→ **Exercise**:
Drop all images and give the records again exactly.

+++++

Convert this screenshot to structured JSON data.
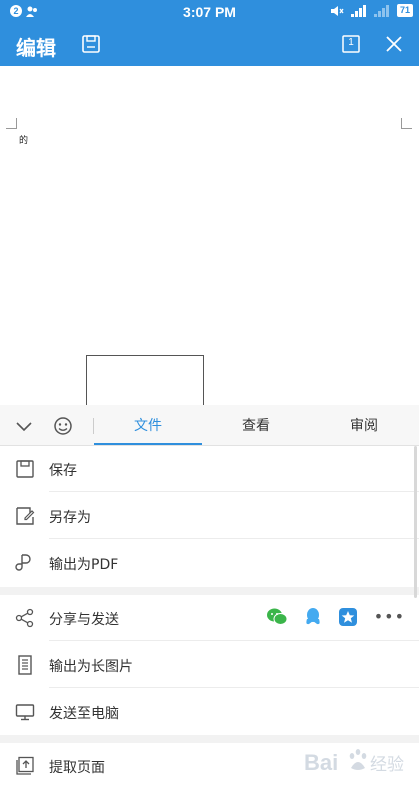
{
  "status": {
    "notification_count": "2",
    "time": "3:07 PM",
    "signal_small": "4G",
    "battery": "71"
  },
  "appbar": {
    "title": "编辑",
    "page_number": "1"
  },
  "document": {
    "text": "的"
  },
  "tabs": {
    "items": [
      "文件",
      "查看",
      "审阅"
    ],
    "active": "文件"
  },
  "menu": {
    "save": "保存",
    "save_as": "另存为",
    "export_pdf": "输出为PDF",
    "share": "分享与发送",
    "export_long_image": "输出为长图片",
    "send_to_pc": "发送至电脑",
    "extract_pages": "提取页面"
  },
  "share_targets": [
    "wechat-icon",
    "qq-icon",
    "tim-icon",
    "more-icon"
  ],
  "watermark": {
    "text": "Bai",
    "text2": "经验"
  },
  "colors": {
    "accent": "#2f8fdd",
    "arrow": "#cc0000",
    "wechat": "#3bb54a",
    "qq": "#44aaf0"
  }
}
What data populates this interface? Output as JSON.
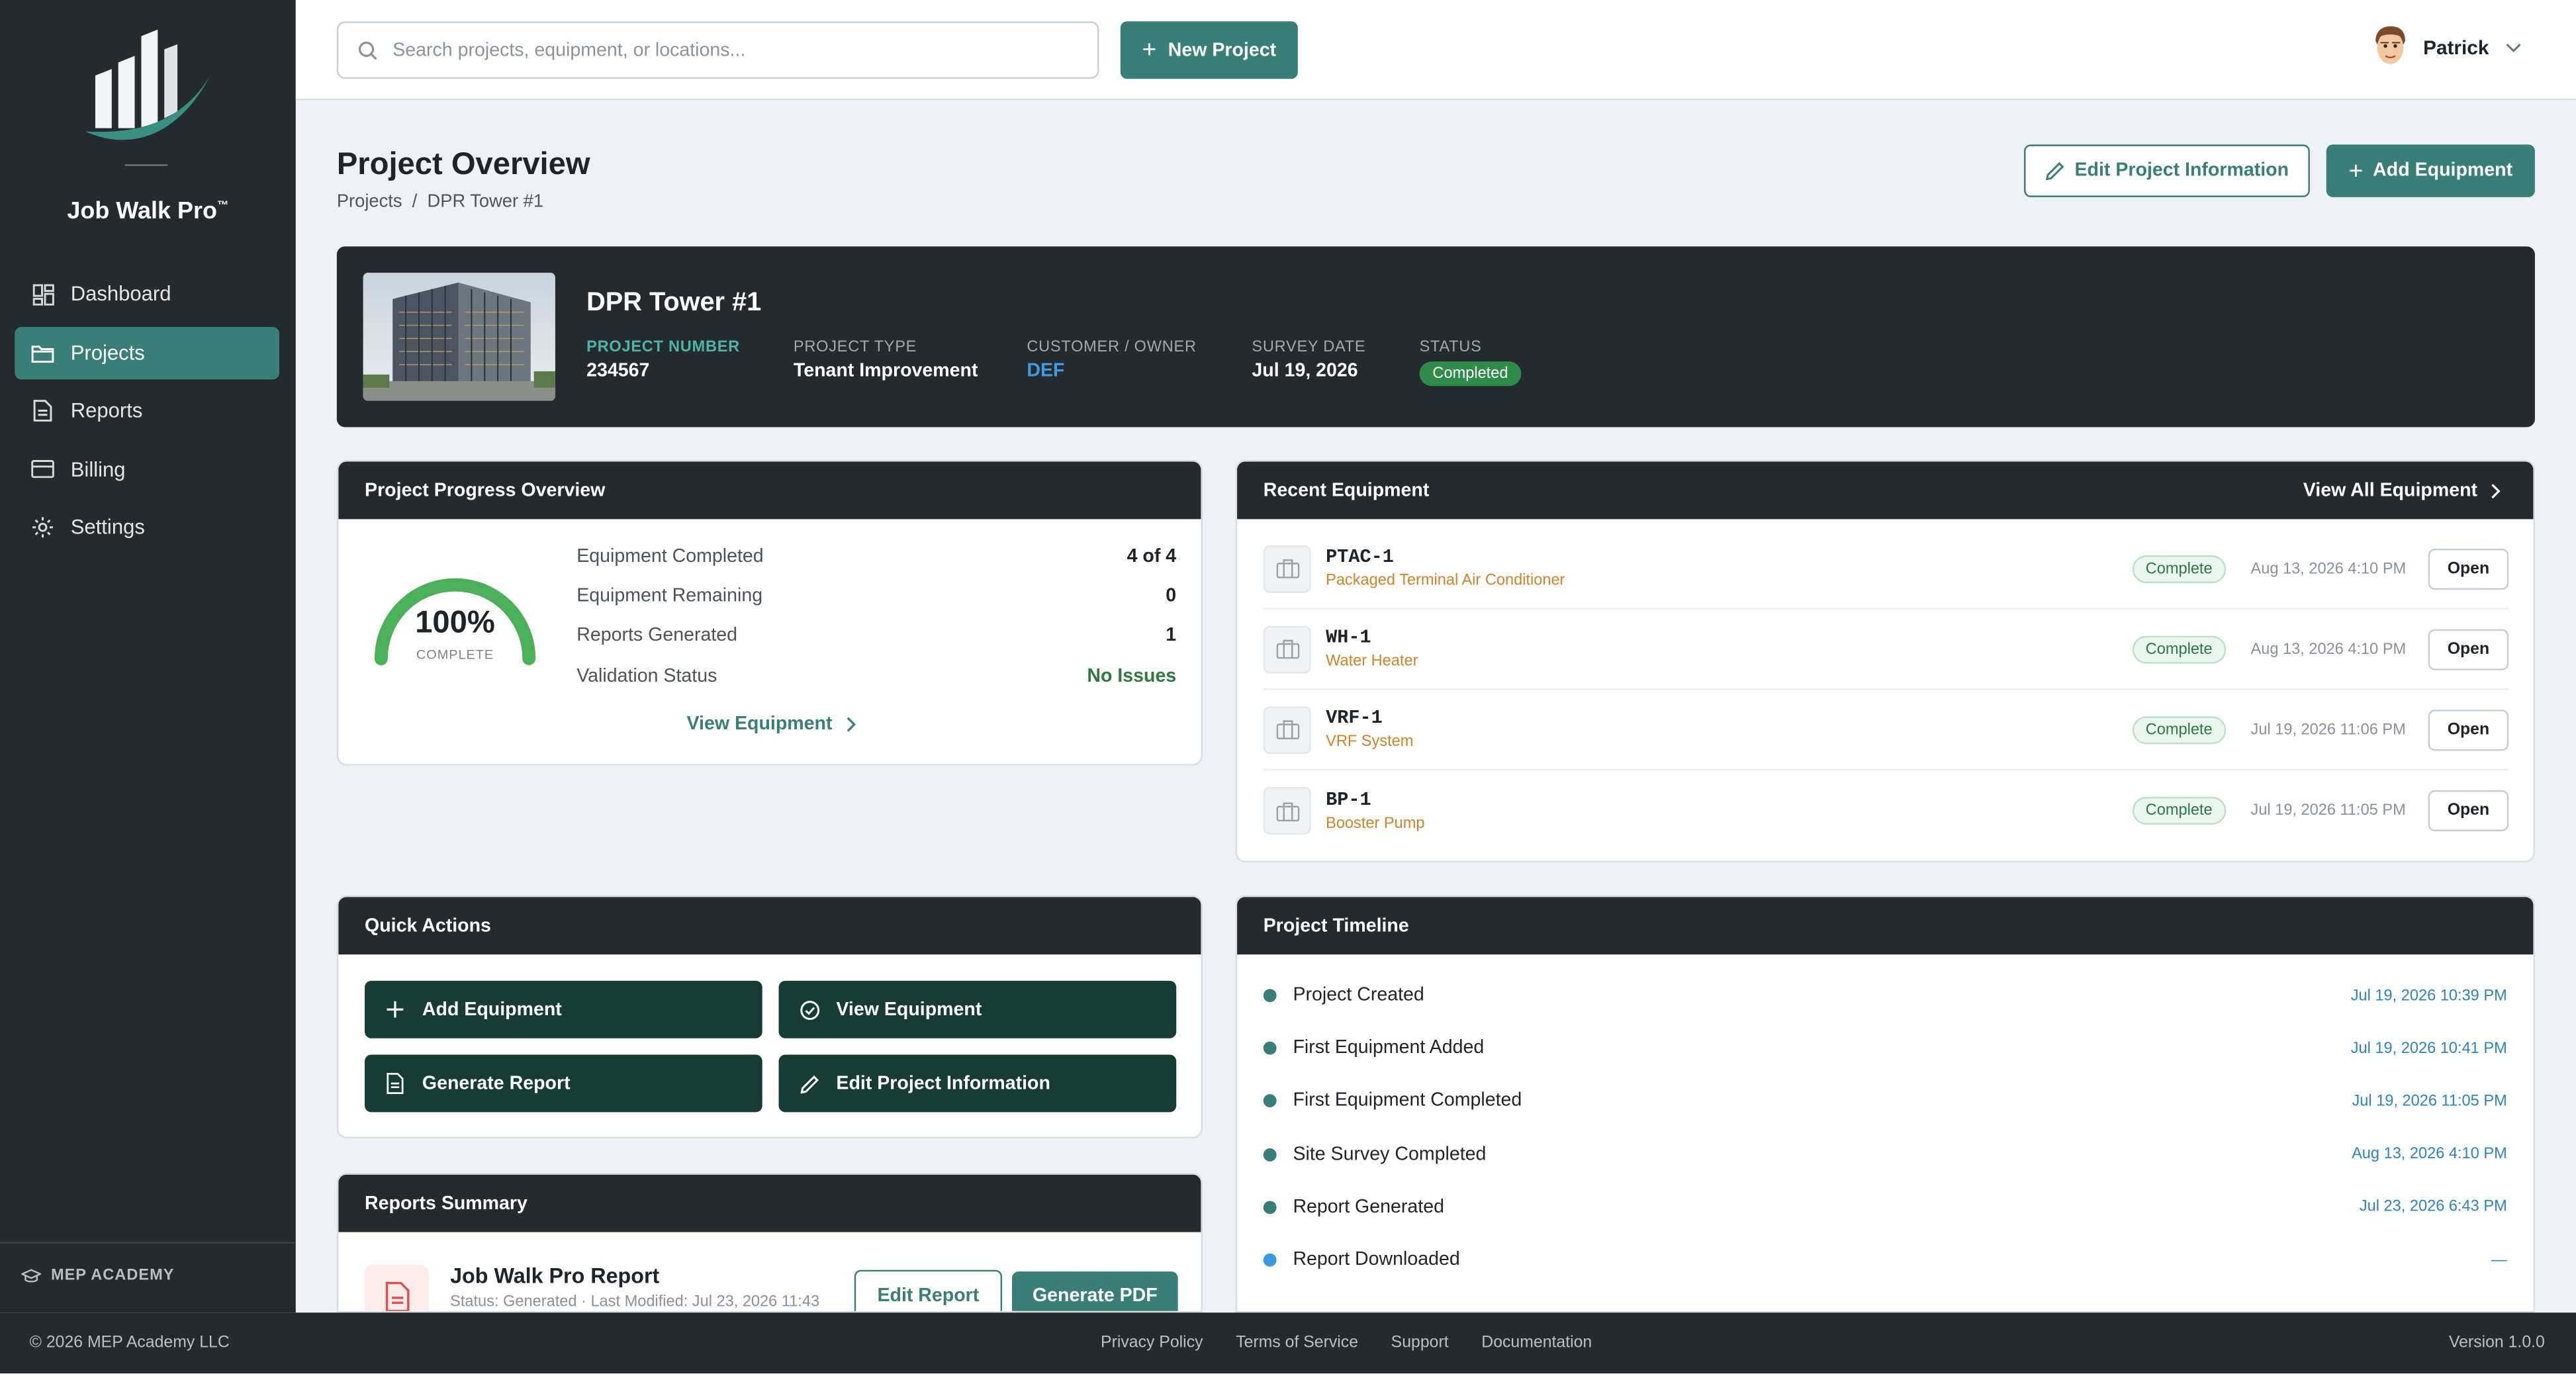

+++++

→ **The reply**:
Convert this screenshot to structured JSON data.
{
  "status": {
    "notification_count": "2",
    "time": "3:07 PM",
    "signal_small": "4G",
    "battery": "71"
  },
  "appbar": {
    "title": "编辑",
    "page_number": "1"
  },
  "document": {
    "text": "的"
  },
  "tabs": {
    "items": [
      "文件",
      "查看",
      "审阅"
    ],
    "active": "文件"
  },
  "menu": {
    "save": "保存",
    "save_as": "另存为",
    "export_pdf": "输出为PDF",
    "share": "分享与发送",
    "export_long_image": "输出为长图片",
    "send_to_pc": "发送至电脑",
    "extract_pages": "提取页面"
  },
  "share_targets": [
    "wechat-icon",
    "qq-icon",
    "tim-icon",
    "more-icon"
  ],
  "watermark": {
    "text": "Bai",
    "text2": "经验"
  },
  "colors": {
    "accent": "#2f8fdd",
    "arrow": "#cc0000",
    "wechat": "#3bb54a",
    "qq": "#44aaf0"
  }
}
What data populates this interface? Output as JSON.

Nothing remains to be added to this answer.